Tâches à faire:
a. Recopiez un passage de l'article sur les capsules de San Francisco : commencez aux mots « Dans le centre » et arrêtez-vous après « (≈2 820 euros). ».
b. Poursuivez l'article sur les capsules de San Francisco au-delà de sa dernière phrase.

San Francisco transforme une tour de bureaux en résidence de 400 capsules pour alléger la pression du logement

by Rina Wolf
9 minutes read
San Francisco Converts Office Tower Into 400-Bed Pod Housing

Dans le centre de San Francisco, une startup qui loue des « capsules de sommeil » pour environ 700 dollars par mois (≈644 euros) teste jusqu’où peut aller le concept de logement urbain abordable. Brownstone Shared Housing a acquis un ancien immeuble de bureaux au 1049 Market Street et prévoit de le transformer en résidence de 400 capsules — l’une des reconversions bureaux-logement les plus radicales jamais tentées dans une ville où le loyer médian dépasse désormais 3 000 dollars par mois (≈2 820 euros).

Le projet arrive à un moment sensible pour le marché immobilier de San Francisco. Les taux de vacance des bureaux restent élevés depuis le basculement vers le télétravail tandis que les loyers résidentiels repartent à la hausse sous l’effet du redémarrage des embauches dans la tech et l’intelligence artificielle. Dans ce contexte, le modèle de coliving ultra-dense de Brownstone se situe à l’intersection de l’opportunité pour les investisseurs du risque réglementaire et de la controverse sociale.

Informations fournies:

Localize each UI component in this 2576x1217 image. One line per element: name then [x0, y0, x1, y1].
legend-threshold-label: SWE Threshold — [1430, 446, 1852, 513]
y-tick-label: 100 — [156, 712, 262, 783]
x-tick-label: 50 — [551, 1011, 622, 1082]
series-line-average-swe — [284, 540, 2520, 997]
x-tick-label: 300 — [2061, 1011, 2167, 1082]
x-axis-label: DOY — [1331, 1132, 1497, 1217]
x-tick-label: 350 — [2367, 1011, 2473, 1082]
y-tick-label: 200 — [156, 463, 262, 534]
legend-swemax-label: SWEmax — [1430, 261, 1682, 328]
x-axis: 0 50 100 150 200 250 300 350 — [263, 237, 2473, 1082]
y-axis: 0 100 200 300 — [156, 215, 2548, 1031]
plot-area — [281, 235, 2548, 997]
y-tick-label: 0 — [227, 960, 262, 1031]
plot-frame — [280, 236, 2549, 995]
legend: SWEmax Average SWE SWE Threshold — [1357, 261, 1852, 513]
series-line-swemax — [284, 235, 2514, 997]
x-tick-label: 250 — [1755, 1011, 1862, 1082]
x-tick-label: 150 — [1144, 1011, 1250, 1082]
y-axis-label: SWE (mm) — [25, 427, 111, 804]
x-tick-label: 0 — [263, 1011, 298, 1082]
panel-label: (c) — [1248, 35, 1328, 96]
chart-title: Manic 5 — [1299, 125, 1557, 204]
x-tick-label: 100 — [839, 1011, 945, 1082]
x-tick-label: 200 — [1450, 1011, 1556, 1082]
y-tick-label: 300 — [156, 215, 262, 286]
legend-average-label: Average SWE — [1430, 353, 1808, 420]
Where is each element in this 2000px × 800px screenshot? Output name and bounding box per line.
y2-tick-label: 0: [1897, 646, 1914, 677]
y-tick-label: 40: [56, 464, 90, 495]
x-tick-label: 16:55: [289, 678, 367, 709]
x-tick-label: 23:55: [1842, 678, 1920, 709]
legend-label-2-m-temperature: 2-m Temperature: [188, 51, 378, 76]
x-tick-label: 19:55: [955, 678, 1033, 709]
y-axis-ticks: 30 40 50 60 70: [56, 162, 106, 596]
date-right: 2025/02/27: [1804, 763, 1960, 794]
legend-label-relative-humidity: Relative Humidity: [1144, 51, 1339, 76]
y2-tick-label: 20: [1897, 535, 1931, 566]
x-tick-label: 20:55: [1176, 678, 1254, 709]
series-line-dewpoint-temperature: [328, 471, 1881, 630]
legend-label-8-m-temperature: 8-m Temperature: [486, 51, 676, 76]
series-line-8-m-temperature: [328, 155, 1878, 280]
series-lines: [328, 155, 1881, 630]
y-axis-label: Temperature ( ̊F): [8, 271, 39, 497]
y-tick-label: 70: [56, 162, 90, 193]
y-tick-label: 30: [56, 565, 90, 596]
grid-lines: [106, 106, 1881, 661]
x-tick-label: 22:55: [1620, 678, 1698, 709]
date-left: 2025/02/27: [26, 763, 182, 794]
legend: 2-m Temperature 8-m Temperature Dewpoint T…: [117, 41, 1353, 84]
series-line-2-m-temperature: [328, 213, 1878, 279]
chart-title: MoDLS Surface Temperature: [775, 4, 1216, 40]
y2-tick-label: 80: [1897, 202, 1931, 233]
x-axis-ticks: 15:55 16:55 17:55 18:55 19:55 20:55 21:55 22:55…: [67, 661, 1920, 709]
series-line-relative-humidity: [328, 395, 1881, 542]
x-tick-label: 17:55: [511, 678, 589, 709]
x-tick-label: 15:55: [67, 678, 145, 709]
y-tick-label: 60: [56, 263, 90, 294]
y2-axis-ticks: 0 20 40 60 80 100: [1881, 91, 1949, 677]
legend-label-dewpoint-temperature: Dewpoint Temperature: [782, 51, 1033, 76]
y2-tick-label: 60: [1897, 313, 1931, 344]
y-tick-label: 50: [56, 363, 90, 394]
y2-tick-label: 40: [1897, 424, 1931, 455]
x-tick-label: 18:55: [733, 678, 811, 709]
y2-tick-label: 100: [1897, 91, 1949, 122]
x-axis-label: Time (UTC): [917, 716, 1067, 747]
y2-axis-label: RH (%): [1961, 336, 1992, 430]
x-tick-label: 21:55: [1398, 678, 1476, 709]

Liste des réponses:
a.
Dans le centre de San Francisco, une startup qui loue des « capsules de sommeil » pour environ 700 dollars par mois (≈644 euros) teste jusqu’où peut aller le concept de logement urbain abordable. Brownstone Shared Housing a acquis un ancien immeuble de bureaux au 1049 Market Street et prévoit de le transformer en résidence de 400 capsules — l’une des reconversions bureaux-logement les plus radicales jamais tentées dans une ville où le loyer médian dépasse désormais 3 000 dollars par mois (≈2 820 euros).

b.
D’un immeuble de bureaux vide à un bloc de 400 capsules

L’immeuble de six étages situé au 1049 Market Street se trouve dans le corridor Mid-Market, un secteur qui souffre d’une faible fréquentation et d’une demande commerciale déprimée depuis la pandémie. Anciennement un immeuble de bureaux classique, il est resté largement sous-utilisé après une série de litiges juridiques et de changements de propriétaires.

Brownstone prévoit d’y installer environ 400 capsules de couchage individuelles disposées en modules superposés. Chaque capsule est conçue pour accueillir un lit simple, un éclairage, des prises électriques et un espace de rangement limité, avec cuisines, salles de bains et espaces de travail partagés répartis dans le bâtiment. Le concept s’inspire des hôtels capsules japonais mais est repositionné comme logement de longue durée plutôt que comme hébergement de court séjour.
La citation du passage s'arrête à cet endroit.